What you need to do: Give a verbatim quotation of every record.

Material provided:

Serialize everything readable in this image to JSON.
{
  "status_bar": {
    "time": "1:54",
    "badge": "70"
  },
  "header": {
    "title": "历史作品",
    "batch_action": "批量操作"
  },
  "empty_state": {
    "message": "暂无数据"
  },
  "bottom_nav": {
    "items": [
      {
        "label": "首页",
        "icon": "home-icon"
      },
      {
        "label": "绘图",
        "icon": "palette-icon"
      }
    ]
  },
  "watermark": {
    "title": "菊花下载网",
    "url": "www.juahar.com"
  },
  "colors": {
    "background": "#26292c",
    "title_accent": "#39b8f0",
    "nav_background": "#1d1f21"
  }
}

Complete answer:
Serialize everything readable in this image to JSON.
{
  "status_bar": {
    "time": "1:54",
    "badge": "70"
  },
  "header": {
    "title": "历史作品",
    "batch_action": "批量操作"
  },
  "empty_state": {
    "message": "暂无数据"
  },
  "bottom_nav": {
    "items": [
      {
        "label": "首页",
        "icon": "home-icon"
      },
      {
        "label": "绘图",
        "icon": "palette-icon"
      }
    ]
  },
  "watermark": {
    "title": "菊花下载网",
    "url": "www.juahar.com"
  },
  "colors": {
    "background": "#26292c",
    "title_accent": "#39b8f0",
    "nav_background": "#1d1f21"
  }
}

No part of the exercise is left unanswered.